Exercise description.
Emit the data below verbatim, stripping out any pictures.

------------------------------------------------

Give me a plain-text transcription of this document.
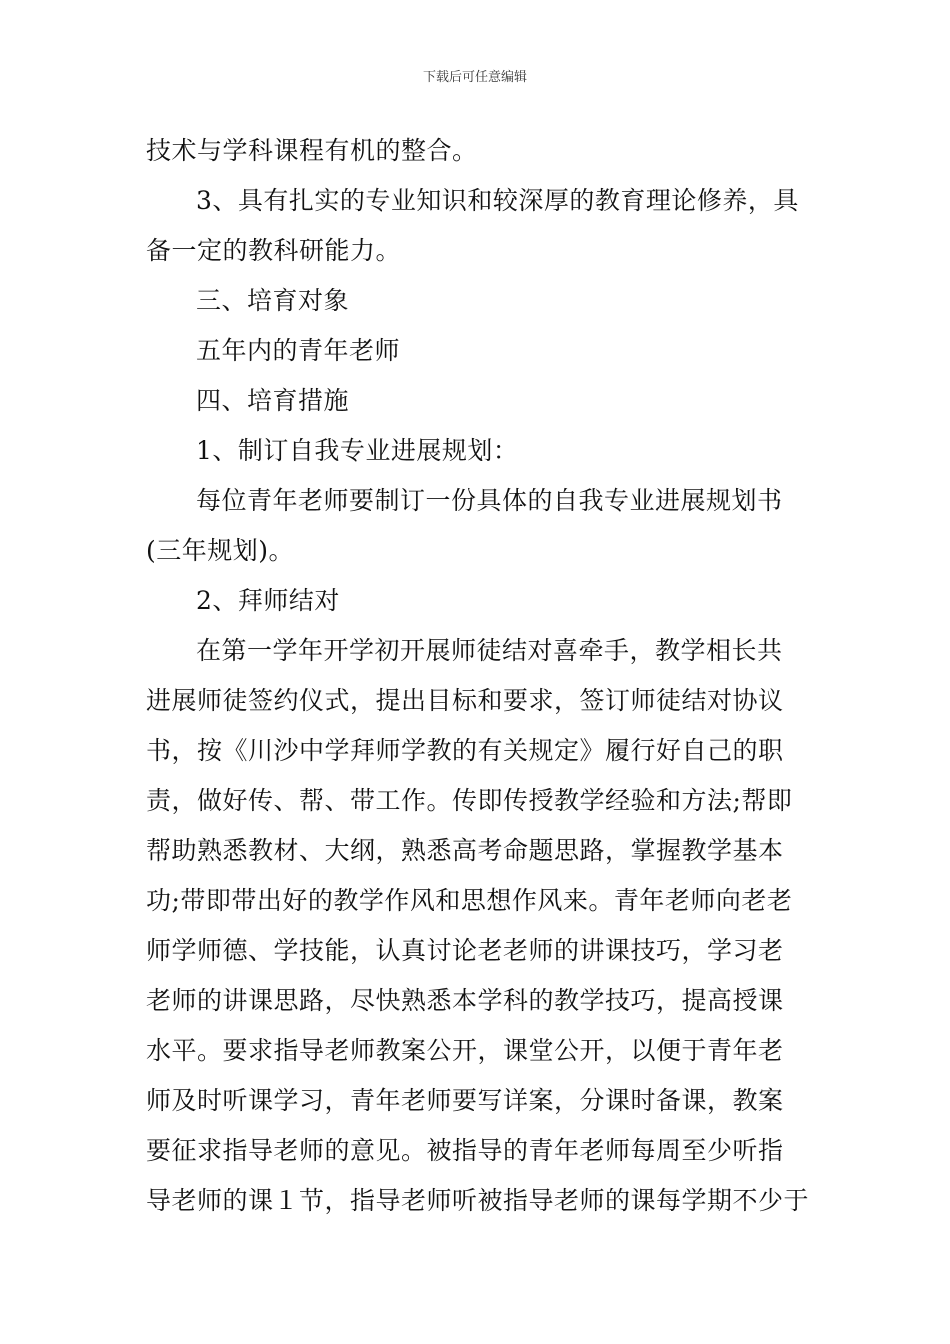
下载后可任意编辑
技术与学科课程有机的整合。
3、具有扎实的专业知识和较深厚的教育理论修养，具
备一定的教科研能力。
三、培育对象
五年内的青年老师
四、培育措施
1、制订自我专业进展规划：
每位青年老师要制订一份具体的自我专业进展规划书
(三年规划)。
2、拜师结对
在第一学年开学初开展师徒结对喜牵手，教学相长共
进展师徒签约仪式，提出目标和要求，签订师徒结对协议
书，按《川沙中学拜师学教的有关规定》履行好自己的职
责，做好传、帮、带工作。传即传授教学经验和方法;帮即
帮助熟悉教材、大纲，熟悉高考命题思路，掌握教学基本
功;带即带出好的教学作风和思想作风来。青年老师向老老
师学师德、学技能，认真讨论老老师的讲课技巧，学习老
老师的讲课思路，尽快熟悉本学科的教学技巧，提高授课
水平。要求指导老师教案公开，课堂公开，以便于青年老
师及时听课学习，青年老师要写详案，分课时备课，教案
要征求指导老师的意见。被指导的青年老师每周至少听指
导老师的课１节，指导老师听被指导老师的课每学期不少于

------------------------------------------------

Exercise solution.
Give me a plain-text transcription of this document.
下载后可任意编辑
技术与学科课程有机的整合。
3、具有扎实的专业知识和较深厚的教育理论修养，具
备一定的教科研能力。
三、培育对象
五年内的青年老师
四、培育措施
1、制订自我专业进展规划：
每位青年老师要制订一份具体的自我专业进展规划书
(三年规划)。
2、拜师结对
在第一学年开学初开展师徒结对喜牵手，教学相长共
进展师徒签约仪式，提出目标和要求，签订师徒结对协议
书，按《川沙中学拜师学教的有关规定》履行好自己的职
责，做好传、帮、带工作。传即传授教学经验和方法;帮即
帮助熟悉教材、大纲，熟悉高考命题思路，掌握教学基本
功;带即带出好的教学作风和思想作风来。青年老师向老老
师学师德、学技能，认真讨论老老师的讲课技巧，学习老
老师的讲课思路，尽快熟悉本学科的教学技巧，提高授课
水平。要求指导老师教案公开，课堂公开，以便于青年老
师及时听课学习，青年老师要写详案，分课时备课，教案
要征求指导老师的意见。被指导的青年老师每周至少听指
导老师的课１节，指导老师听被指导老师的课每学期不少于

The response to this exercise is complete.